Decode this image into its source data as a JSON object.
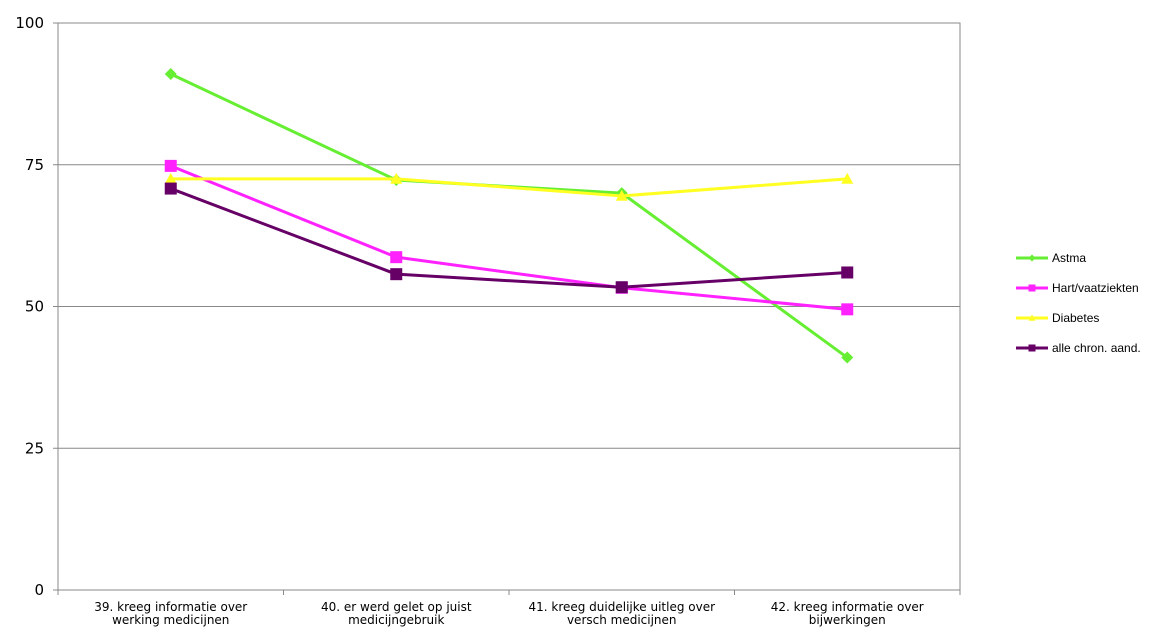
{
  "chart_data": {
    "type": "line",
    "categories": [
      [
        "39. kreeg informatie over",
        "werking medicijnen"
      ],
      [
        "40. er werd gelet op juist",
        "medicijngebruik"
      ],
      [
        "41. kreeg duidelijke uitleg over",
        "versch medicijnen"
      ],
      [
        "42. kreeg informatie over",
        "bijwerkingen"
      ]
    ],
    "y_ticks": [
      "0",
      "25",
      "50",
      "75",
      "100"
    ],
    "ylim": [
      0,
      100
    ],
    "grid": true,
    "legend_position": "right",
    "series": [
      {
        "name": "Astma",
        "color": "#66ee33",
        "marker": "diamond",
        "values": [
          91,
          72.3,
          70,
          41
        ]
      },
      {
        "name": "Hart/vaatziekten",
        "color": "#ff22ff",
        "marker": "square",
        "values": [
          74.8,
          58.7,
          53.3,
          49.5
        ]
      },
      {
        "name": "Diabetes",
        "color": "#ffff22",
        "marker": "triangle",
        "values": [
          72.5,
          72.5,
          69.5,
          72.5
        ]
      },
      {
        "name": "alle chron. aand.",
        "color": "#660066",
        "marker": "square",
        "values": [
          70.8,
          55.7,
          53.4,
          56
        ]
      }
    ]
  }
}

********************

**What to produce**
Reproduce all of the data exactly; the pictures do not belong in the copy.

**Written response**
Decode this image into its source data as a JSON object.
{
  "chart_data": {
    "type": "line",
    "categories": [
      [
        "39. kreeg informatie over",
        "werking medicijnen"
      ],
      [
        "40. er werd gelet op juist",
        "medicijngebruik"
      ],
      [
        "41. kreeg duidelijke uitleg over",
        "versch medicijnen"
      ],
      [
        "42. kreeg informatie over",
        "bijwerkingen"
      ]
    ],
    "y_ticks": [
      "0",
      "25",
      "50",
      "75",
      "100"
    ],
    "ylim": [
      0,
      100
    ],
    "grid": true,
    "legend_position": "right",
    "series": [
      {
        "name": "Astma",
        "color": "#66ee33",
        "marker": "diamond",
        "values": [
          91,
          72.3,
          70,
          41
        ]
      },
      {
        "name": "Hart/vaatziekten",
        "color": "#ff22ff",
        "marker": "square",
        "values": [
          74.8,
          58.7,
          53.3,
          49.5
        ]
      },
      {
        "name": "Diabetes",
        "color": "#ffff22",
        "marker": "triangle",
        "values": [
          72.5,
          72.5,
          69.5,
          72.5
        ]
      },
      {
        "name": "alle chron. aand.",
        "color": "#660066",
        "marker": "square",
        "values": [
          70.8,
          55.7,
          53.4,
          56
        ]
      }
    ]
  }
}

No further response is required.